CHALLENGE: List every line in this data where the string "UNIVERSITY" occurs.

# INPUT start

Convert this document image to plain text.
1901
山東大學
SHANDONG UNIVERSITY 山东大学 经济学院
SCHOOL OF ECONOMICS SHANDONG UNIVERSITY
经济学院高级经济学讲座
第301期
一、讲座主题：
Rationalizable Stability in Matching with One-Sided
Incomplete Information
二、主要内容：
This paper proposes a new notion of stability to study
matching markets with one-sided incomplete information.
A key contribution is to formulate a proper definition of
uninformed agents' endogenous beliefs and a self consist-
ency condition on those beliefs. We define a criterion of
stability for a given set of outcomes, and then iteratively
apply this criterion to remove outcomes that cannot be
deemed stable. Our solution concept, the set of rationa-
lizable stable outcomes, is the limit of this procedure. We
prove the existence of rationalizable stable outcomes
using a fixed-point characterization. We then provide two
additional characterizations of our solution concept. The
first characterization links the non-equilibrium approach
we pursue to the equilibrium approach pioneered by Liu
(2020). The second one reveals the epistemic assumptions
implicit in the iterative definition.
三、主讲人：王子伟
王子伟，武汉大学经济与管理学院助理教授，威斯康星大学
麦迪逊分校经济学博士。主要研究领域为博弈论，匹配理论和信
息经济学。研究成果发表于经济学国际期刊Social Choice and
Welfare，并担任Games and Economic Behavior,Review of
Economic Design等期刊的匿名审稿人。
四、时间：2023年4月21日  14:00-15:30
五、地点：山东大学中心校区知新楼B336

# INPUT end
# INPUT start

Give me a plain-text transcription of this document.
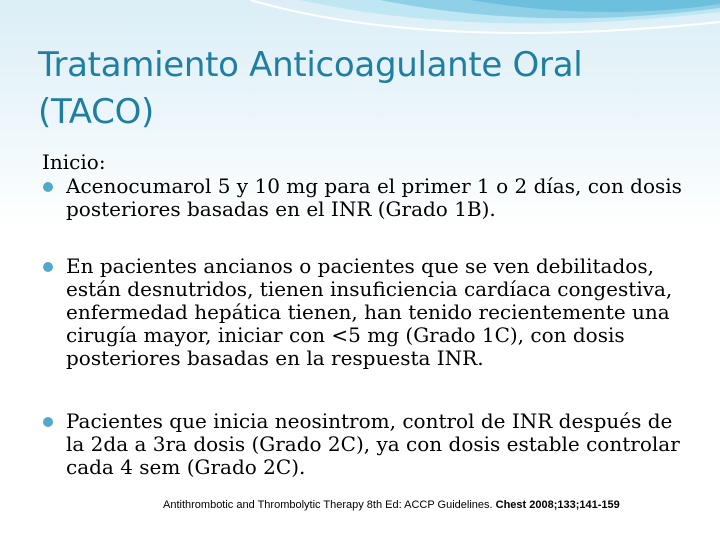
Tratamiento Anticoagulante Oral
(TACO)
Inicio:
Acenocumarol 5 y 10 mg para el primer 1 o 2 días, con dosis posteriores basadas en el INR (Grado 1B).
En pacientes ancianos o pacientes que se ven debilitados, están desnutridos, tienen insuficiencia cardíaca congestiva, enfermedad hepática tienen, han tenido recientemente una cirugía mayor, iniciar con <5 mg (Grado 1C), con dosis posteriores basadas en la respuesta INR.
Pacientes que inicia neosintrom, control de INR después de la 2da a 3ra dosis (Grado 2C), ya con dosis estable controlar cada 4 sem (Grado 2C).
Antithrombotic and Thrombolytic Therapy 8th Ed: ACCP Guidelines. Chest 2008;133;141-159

# INPUT end

OUTPUT FOR THIS TASK:
SHANDONG UNIVERSITY 山东大学 经济学院
SCHOOL OF ECONOMICS SHANDONG UNIVERSITY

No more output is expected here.